Stored items from a collection:

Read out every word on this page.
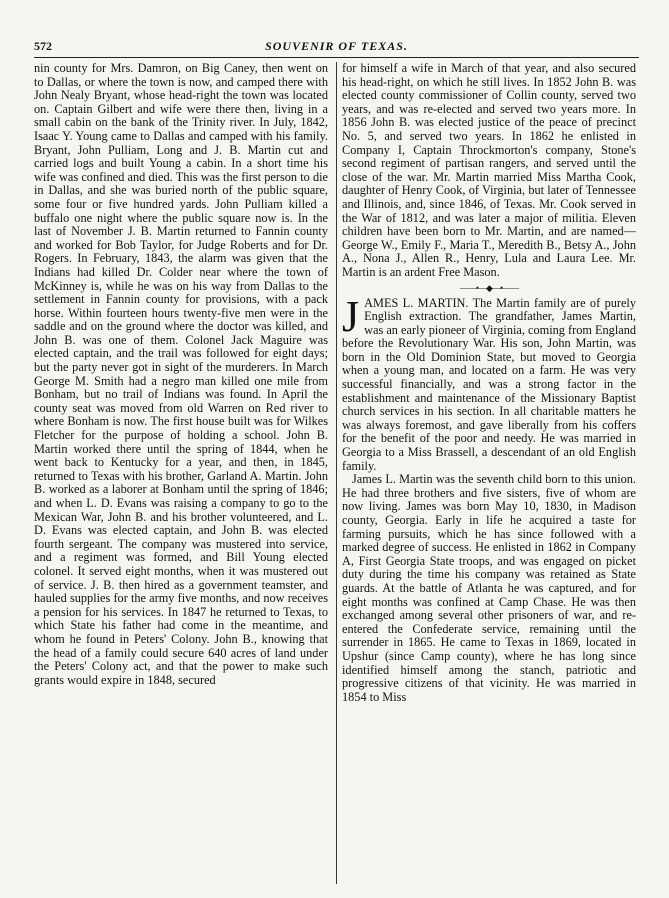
572	SOUVENIR OF TEXAS.

nin county for Mrs. Damron, on Big Caney, then went on to Dallas, or where the town is now, and camped there with John Nealy Bryant, whose head-right the town was located on. Captain Gilbert and wife were there then, living in a small cabin on the bank of the Trinity river. In July, 1842, Isaac Y. Young came to Dallas and camped with his family. Bryant, John Pulliam, Long and J. B. Martin cut and carried logs and built Young a cabin. In a short time his wife was confined and died. This was the first person to die in Dallas, and she was buried north of the public square, some four or five hundred yards. John Pulliam killed a buffalo one night where the public square now is. In the last of November J. B. Martin returned to Fannin county and worked for Bob Taylor, for Judge Roberts and for Dr. Rogers. In February, 1843, the alarm was given that the Indians had killed Dr. Colder near where the town of McKinney is, while he was on his way from Dallas to the settlement in Fannin county for provisions, with a pack horse. Within fourteen hours twenty-five men were in the saddle and on the ground where the doctor was killed, and John B. was one of them. Colonel Jack Maguire was elected captain, and the trail was followed for eight days; but the party never got in sight of the murderers. In March George M. Smith had a negro man killed one mile from Bonham, but no trail of Indians was found. In April the county seat was moved from old Warren on Red river to where Bonham is now. The first house built was for Wilkes Fletcher for the purpose of holding a school. John B. Martin worked there until the spring of 1844, when he went back to Kentucky for a year, and then, in 1845, returned to Texas with his brother, Garland A. Martin. John B. worked as a laborer at Bonham until the spring of 1846; and when L. D. Evans was raising a company to go to the Mexican War, John B. and his brother volunteered, and L. D. Evans was elected captain, and John B. was elected fourth sergeant. The company was mustered into service, and a regiment was formed, and Bill Young elected colonel. It served eight months, when it was mustered out of service. J. B. then hired as a government teamster, and hauled supplies for the army five months, and now receives a pension for his services. In 1847 he returned to Texas, to which State his father had come in the meantime, and whom he found in Peters' Colony. John B., knowing that the head of a family could secure 640 acres of land under the Peters' Colony act, and that the power to make such grants would expire in 1848, secured

for himself a wife in March of that year, and also secured his head-right, on which he still lives. In 1852 John B. was elected county commissioner of Collin county, served two years, and was re-elected and served two years more. In 1856 John B. was elected justice of the peace of precinct No. 5, and served two years. In 1862 he enlisted in Company I, Captain Throckmorton's company, Stone's second regiment of partisan rangers, and served until the close of the war. Mr. Martin married Miss Martha Cook, daughter of Henry Cook, of Virginia, but later of Tennessee and Illinois, and, since 1846, of Texas. Mr. Cook served in the War of 1812, and was later a major of militia. Eleven children have been born to Mr. Martin, and are named—George W., Emily F., Maria T., Meredith B., Betsy A., John A., Nona J., Allen R., Henry, Lula and Laura Lee. Mr. Martin is an ardent Free Mason.

——•—◆—•——

JAMES L. MARTIN. The Martin family are of purely English extraction. The grandfather, James Martin, was an early pioneer of Virginia, coming from England before the Revolutionary War. His son, John Martin, was born in the Old Dominion State, but moved to Georgia when a young man, and located on a farm. He was very successful financially, and was a strong factor in the establishment and maintenance of the Missionary Baptist church services in his section. In all charitable matters he was always foremost, and gave liberally from his coffers for the benefit of the poor and needy. He was married in Georgia to a Miss Brassell, a descendant of an old English family.

James L. Martin was the seventh child born to this union. He had three brothers and five sisters, five of whom are now living. James was born May 10, 1830, in Madison county, Georgia. Early in life he acquired a taste for farming pursuits, which he has since followed with a marked degree of success. He enlisted in 1862 in Company A, First Georgia State troops, and was engaged on picket duty during the time his company was retained as State guards. At the battle of Atlanta he was captured, and for eight months was confined at Camp Chase. He was then exchanged among several other prisoners of war, and re-entered the Confederate service, remaining until the surrender in 1865. He came to Texas in 1869, located in Upshur (since Camp county), where he has long since identified himself among the stanch, patriotic and progressive citizens of that vicinity. He was married in 1854 to Miss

• _Aim_:
Your task is to transcribe all of the records precisely, with no images included.

• _Completed exercise_:
Read out every word on this page.
572	SOUVENIR OF TEXAS.

nin county for Mrs. Damron, on Big Caney, then went on to Dallas, or where the town is now, and camped there with John Nealy Bryant, whose head-right the town was located on. Captain Gilbert and wife were there then, living in a small cabin on the bank of the Trinity river. In July, 1842, Isaac Y. Young came to Dallas and camped with his family. Bryant, John Pulliam, Long and J. B. Martin cut and carried logs and built Young a cabin. In a short time his wife was confined and died. This was the first person to die in Dallas, and she was buried north of the public square, some four or five hundred yards. John Pulliam killed a buffalo one night where the public square now is. In the last of November J. B. Martin returned to Fannin county and worked for Bob Taylor, for Judge Roberts and for Dr. Rogers. In February, 1843, the alarm was given that the Indians had killed Dr. Colder near where the town of McKinney is, while he was on his way from Dallas to the settlement in Fannin county for provisions, with a pack horse. Within fourteen hours twenty-five men were in the saddle and on the ground where the doctor was killed, and John B. was one of them. Colonel Jack Maguire was elected captain, and the trail was followed for eight days; but the party never got in sight of the murderers. In March George M. Smith had a negro man killed one mile from Bonham, but no trail of Indians was found. In April the county seat was moved from old Warren on Red river to where Bonham is now. The first house built was for Wilkes Fletcher for the purpose of holding a school. John B. Martin worked there until the spring of 1844, when he went back to Kentucky for a year, and then, in 1845, returned to Texas with his brother, Garland A. Martin. John B. worked as a laborer at Bonham until the spring of 1846; and when L. D. Evans was raising a company to go to the Mexican War, John B. and his brother volunteered, and L. D. Evans was elected captain, and John B. was elected fourth sergeant. The company was mustered into service, and a regiment was formed, and Bill Young elected colonel. It served eight months, when it was mustered out of service. J. B. then hired as a government teamster, and hauled supplies for the army five months, and now receives a pension for his services. In 1847 he returned to Texas, to which State his father had come in the meantime, and whom he found in Peters' Colony. John B., knowing that the head of a family could secure 640 acres of land under the Peters' Colony act, and that the power to make such grants would expire in 1848, secured

for himself a wife in March of that year, and also secured his head-right, on which he still lives. In 1852 John B. was elected county commissioner of Collin county, served two years, and was re-elected and served two years more. In 1856 John B. was elected justice of the peace of precinct No. 5, and served two years. In 1862 he enlisted in Company I, Captain Throckmorton's company, Stone's second regiment of partisan rangers, and served until the close of the war. Mr. Martin married Miss Martha Cook, daughter of Henry Cook, of Virginia, but later of Tennessee and Illinois, and, since 1846, of Texas. Mr. Cook served in the War of 1812, and was later a major of militia. Eleven children have been born to Mr. Martin, and are named—George W., Emily F., Maria T., Meredith B., Betsy A., John A., Nona J., Allen R., Henry, Lula and Laura Lee. Mr. Martin is an ardent Free Mason.

——•—◆—•——

JAMES L. MARTIN. The Martin family are of purely English extraction. The grandfather, James Martin, was an early pioneer of Virginia, coming from England before the Revolutionary War. His son, John Martin, was born in the Old Dominion State, but moved to Georgia when a young man, and located on a farm. He was very successful financially, and was a strong factor in the establishment and maintenance of the Missionary Baptist church services in his section. In all charitable matters he was always foremost, and gave liberally from his coffers for the benefit of the poor and needy. He was married in Georgia to a Miss Brassell, a descendant of an old English family.

James L. Martin was the seventh child born to this union. He had three brothers and five sisters, five of whom are now living. James was born May 10, 1830, in Madison county, Georgia. Early in life he acquired a taste for farming pursuits, which he has since followed with a marked degree of success. He enlisted in 1862 in Company A, First Georgia State troops, and was engaged on picket duty during the time his company was retained as State guards. At the battle of Atlanta he was captured, and for eight months was confined at Camp Chase. He was then exchanged among several other prisoners of war, and re-entered the Confederate service, remaining until the surrender in 1865. He came to Texas in 1869, located in Upshur (since Camp county), where he has long since identified himself among the stanch, patriotic and progressive citizens of that vicinity. He was married in 1854 to Miss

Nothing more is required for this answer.